→ Exercise task
Emit the entire listing verbatim.

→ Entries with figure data
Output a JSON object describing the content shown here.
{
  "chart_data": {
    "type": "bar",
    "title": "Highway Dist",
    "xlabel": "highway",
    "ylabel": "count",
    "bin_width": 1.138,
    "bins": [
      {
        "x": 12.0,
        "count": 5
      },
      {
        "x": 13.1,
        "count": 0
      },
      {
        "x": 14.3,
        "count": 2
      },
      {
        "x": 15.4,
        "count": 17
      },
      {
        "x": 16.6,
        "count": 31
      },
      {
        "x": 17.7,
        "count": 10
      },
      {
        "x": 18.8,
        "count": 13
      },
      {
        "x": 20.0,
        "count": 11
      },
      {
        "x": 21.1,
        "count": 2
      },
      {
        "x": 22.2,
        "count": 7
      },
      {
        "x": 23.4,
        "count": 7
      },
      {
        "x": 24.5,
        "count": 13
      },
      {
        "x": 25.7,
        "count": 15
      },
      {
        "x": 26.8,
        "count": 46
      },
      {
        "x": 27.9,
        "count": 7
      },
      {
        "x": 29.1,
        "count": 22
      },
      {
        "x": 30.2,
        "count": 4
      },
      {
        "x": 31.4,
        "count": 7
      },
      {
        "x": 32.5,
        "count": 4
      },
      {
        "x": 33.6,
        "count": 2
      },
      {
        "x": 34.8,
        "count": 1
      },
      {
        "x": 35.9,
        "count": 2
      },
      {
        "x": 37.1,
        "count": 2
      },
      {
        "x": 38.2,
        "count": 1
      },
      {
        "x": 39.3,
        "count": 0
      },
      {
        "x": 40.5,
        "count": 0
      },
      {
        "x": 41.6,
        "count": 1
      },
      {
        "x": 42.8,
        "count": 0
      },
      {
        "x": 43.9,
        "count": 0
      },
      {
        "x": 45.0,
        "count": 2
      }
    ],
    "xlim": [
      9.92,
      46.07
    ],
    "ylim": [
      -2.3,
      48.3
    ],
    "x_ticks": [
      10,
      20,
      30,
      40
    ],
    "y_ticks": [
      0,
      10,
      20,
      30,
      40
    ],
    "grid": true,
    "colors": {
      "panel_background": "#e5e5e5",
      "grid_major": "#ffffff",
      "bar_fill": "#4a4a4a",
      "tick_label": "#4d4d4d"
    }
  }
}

→ Result of this task
Output a JSON object describing the content shown here.
{
  "chart_data": {
    "type": "bar",
    "title": "Highway Dist",
    "xlabel": "highway",
    "ylabel": "count",
    "bin_width": 1.138,
    "bins": [
      {
        "x": 12.0,
        "count": 5
      },
      {
        "x": 13.1,
        "count": 0
      },
      {
        "x": 14.3,
        "count": 2
      },
      {
        "x": 15.4,
        "count": 17
      },
      {
        "x": 16.6,
        "count": 31
      },
      {
        "x": 17.7,
        "count": 10
      },
      {
        "x": 18.8,
        "count": 13
      },
      {
        "x": 20.0,
        "count": 11
      },
      {
        "x": 21.1,
        "count": 2
      },
      {
        "x": 22.2,
        "count": 7
      },
      {
        "x": 23.4,
        "count": 7
      },
      {
        "x": 24.5,
        "count": 13
      },
      {
        "x": 25.7,
        "count": 15
      },
      {
        "x": 26.8,
        "count": 46
      },
      {
        "x": 27.9,
        "count": 7
      },
      {
        "x": 29.1,
        "count": 22
      },
      {
        "x": 30.2,
        "count": 4
      },
      {
        "x": 31.4,
        "count": 7
      },
      {
        "x": 32.5,
        "count": 4
      },
      {
        "x": 33.6,
        "count": 2
      },
      {
        "x": 34.8,
        "count": 1
      },
      {
        "x": 35.9,
        "count": 2
      },
      {
        "x": 37.1,
        "count": 2
      },
      {
        "x": 38.2,
        "count": 1
      },
      {
        "x": 39.3,
        "count": 0
      },
      {
        "x": 40.5,
        "count": 0
      },
      {
        "x": 41.6,
        "count": 1
      },
      {
        "x": 42.8,
        "count": 0
      },
      {
        "x": 43.9,
        "count": 0
      },
      {
        "x": 45.0,
        "count": 2
      }
    ],
    "xlim": [
      9.92,
      46.07
    ],
    "ylim": [
      -2.3,
      48.3
    ],
    "x_ticks": [
      10,
      20,
      30,
      40
    ],
    "y_ticks": [
      0,
      10,
      20,
      30,
      40
    ],
    "grid": true,
    "colors": {
      "panel_background": "#e5e5e5",
      "grid_major": "#ffffff",
      "bar_fill": "#4a4a4a",
      "tick_label": "#4d4d4d"
    }
  }
}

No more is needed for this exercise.